(Some records)
☆ ☆ ☆
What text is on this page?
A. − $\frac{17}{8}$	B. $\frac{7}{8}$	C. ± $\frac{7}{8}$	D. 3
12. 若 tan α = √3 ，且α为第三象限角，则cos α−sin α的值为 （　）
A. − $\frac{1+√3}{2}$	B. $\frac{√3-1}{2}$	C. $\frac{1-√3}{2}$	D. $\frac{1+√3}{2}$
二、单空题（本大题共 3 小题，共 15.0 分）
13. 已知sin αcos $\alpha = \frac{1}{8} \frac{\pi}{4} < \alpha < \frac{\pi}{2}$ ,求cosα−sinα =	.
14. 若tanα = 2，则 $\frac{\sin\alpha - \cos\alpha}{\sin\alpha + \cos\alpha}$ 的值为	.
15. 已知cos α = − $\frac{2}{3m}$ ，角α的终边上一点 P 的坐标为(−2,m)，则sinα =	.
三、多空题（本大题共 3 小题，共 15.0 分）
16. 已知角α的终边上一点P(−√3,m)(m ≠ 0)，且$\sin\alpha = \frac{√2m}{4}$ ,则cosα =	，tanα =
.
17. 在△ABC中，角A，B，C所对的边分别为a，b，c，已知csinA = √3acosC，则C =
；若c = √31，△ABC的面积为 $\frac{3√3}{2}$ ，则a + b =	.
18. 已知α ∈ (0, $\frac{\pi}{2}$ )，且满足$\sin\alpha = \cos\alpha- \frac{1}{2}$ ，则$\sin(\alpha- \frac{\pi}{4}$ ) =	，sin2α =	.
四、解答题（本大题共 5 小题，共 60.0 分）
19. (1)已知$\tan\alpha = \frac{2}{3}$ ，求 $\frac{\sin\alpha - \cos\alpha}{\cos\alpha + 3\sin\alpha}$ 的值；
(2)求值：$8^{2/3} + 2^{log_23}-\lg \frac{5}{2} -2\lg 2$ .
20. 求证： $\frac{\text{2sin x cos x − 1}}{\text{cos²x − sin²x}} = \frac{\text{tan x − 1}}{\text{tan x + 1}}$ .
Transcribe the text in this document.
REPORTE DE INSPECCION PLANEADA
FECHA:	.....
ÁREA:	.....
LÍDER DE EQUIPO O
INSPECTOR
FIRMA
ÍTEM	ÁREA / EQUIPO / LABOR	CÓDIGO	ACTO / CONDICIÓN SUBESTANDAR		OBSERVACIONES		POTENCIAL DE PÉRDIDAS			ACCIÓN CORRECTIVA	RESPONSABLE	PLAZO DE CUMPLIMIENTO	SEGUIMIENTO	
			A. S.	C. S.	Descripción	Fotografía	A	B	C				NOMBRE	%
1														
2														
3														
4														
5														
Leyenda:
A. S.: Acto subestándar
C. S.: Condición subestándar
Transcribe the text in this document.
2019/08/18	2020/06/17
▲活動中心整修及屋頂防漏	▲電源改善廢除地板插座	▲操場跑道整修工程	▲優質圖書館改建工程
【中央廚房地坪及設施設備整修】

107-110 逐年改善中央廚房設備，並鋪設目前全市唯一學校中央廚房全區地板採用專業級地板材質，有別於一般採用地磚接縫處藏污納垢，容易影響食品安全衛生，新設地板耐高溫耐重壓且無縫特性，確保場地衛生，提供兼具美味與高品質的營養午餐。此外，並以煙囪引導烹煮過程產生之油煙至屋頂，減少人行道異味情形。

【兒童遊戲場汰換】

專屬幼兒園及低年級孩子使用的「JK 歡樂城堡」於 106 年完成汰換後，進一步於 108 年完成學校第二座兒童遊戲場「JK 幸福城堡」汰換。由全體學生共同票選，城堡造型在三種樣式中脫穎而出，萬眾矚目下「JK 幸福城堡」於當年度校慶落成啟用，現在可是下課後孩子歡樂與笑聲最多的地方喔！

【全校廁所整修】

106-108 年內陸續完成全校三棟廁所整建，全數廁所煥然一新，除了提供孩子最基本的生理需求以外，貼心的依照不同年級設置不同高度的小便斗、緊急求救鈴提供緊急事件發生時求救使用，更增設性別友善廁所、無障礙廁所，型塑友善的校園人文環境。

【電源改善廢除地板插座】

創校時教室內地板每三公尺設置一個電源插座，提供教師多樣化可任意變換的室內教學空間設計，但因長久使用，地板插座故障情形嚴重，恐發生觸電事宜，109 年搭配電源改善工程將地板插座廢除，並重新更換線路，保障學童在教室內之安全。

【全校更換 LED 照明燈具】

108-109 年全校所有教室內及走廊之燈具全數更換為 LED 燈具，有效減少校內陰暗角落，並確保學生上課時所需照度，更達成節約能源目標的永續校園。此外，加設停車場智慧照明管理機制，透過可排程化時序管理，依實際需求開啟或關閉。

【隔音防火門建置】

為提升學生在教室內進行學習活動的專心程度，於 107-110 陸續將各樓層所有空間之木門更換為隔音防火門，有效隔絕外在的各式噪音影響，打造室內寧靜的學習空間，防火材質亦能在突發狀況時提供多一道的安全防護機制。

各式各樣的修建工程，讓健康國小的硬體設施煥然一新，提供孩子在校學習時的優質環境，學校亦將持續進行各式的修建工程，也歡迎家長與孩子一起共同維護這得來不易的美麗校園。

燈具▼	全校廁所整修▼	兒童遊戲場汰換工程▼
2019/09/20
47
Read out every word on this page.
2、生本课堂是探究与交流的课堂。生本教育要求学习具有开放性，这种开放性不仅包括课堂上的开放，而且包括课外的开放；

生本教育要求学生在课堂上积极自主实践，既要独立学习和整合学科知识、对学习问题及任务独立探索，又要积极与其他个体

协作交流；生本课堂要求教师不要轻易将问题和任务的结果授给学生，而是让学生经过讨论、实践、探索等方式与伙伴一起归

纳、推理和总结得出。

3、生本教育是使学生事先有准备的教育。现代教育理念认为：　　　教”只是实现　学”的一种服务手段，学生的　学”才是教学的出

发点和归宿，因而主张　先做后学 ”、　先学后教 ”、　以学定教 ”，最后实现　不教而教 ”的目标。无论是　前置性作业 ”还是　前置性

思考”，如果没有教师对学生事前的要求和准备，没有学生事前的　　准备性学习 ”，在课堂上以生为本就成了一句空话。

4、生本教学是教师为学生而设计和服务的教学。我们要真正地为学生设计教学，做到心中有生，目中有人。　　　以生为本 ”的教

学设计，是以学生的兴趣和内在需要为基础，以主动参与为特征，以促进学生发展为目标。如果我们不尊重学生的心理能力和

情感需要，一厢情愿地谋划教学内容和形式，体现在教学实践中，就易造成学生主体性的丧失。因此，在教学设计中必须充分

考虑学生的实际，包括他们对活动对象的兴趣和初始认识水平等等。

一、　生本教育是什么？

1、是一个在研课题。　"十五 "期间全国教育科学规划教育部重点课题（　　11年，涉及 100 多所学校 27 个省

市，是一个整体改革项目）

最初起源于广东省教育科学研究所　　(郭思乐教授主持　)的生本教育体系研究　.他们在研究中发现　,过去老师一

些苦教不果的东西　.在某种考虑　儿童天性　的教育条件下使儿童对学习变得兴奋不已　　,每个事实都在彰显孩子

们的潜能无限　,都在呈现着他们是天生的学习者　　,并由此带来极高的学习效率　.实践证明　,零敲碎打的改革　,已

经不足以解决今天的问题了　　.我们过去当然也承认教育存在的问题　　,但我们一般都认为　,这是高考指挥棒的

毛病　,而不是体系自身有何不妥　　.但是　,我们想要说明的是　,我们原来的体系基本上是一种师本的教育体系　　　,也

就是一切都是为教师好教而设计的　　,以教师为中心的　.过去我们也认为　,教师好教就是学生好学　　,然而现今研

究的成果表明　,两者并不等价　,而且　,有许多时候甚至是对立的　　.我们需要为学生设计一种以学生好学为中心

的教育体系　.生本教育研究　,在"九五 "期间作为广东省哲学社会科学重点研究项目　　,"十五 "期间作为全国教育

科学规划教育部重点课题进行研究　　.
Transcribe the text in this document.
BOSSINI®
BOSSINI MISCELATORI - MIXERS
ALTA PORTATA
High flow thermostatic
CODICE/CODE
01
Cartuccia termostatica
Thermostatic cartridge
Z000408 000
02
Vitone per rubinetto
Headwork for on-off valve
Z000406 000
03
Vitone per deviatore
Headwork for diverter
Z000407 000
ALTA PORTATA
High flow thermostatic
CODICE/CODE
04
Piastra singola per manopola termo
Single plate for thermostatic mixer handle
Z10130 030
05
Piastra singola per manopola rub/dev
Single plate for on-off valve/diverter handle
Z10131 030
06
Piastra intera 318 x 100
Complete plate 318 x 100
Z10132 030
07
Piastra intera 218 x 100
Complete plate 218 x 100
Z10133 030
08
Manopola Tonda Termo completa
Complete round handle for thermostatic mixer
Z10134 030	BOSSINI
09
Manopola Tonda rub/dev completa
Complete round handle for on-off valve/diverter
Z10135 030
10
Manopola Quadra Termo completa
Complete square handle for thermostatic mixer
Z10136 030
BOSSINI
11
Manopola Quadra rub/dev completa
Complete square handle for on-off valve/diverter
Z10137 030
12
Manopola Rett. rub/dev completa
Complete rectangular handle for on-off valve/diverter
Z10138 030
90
☆ ☆ ☆
* **Request**:
In the listing above, find each line with the word "Complete" and copy it.

* **Problem solution**:
Complete plate 318 x 100
Complete plate 218 x 100
Complete round handle for thermostatic mixer
Complete round handle for on-off valve/diverter
Complete square handle for thermostatic mixer
Complete square handle for on-off valve/diverter
Complete rectangular handle for on-off valve/diverter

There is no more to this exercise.